Stated problem: In the lines below, how many hold the word "name"? Answer only with the number.
· · · · · · ·
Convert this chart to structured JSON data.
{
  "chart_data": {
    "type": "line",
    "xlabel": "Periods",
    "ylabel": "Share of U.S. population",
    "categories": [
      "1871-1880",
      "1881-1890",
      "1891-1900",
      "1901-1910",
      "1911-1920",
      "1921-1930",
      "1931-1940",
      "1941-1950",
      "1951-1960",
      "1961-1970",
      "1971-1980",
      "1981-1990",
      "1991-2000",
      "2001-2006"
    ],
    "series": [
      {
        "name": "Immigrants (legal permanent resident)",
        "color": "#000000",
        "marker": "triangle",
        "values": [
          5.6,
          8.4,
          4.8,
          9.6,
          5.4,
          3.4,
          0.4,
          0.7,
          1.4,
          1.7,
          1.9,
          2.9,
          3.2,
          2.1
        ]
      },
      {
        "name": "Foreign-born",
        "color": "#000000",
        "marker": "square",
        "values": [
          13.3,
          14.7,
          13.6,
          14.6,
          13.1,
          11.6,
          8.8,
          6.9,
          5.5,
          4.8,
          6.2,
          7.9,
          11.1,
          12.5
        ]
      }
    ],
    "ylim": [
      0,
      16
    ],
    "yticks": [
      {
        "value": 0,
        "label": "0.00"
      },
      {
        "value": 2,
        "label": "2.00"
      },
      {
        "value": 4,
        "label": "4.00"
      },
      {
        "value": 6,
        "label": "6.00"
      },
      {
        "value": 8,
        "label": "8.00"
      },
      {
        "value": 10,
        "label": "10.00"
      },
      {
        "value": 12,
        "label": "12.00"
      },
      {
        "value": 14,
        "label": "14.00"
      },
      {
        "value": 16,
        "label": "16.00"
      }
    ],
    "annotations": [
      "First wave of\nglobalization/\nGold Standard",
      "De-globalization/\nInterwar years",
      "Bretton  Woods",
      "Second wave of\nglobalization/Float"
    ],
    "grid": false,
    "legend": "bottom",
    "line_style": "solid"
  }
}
· · · · · · ·
Expected output: 2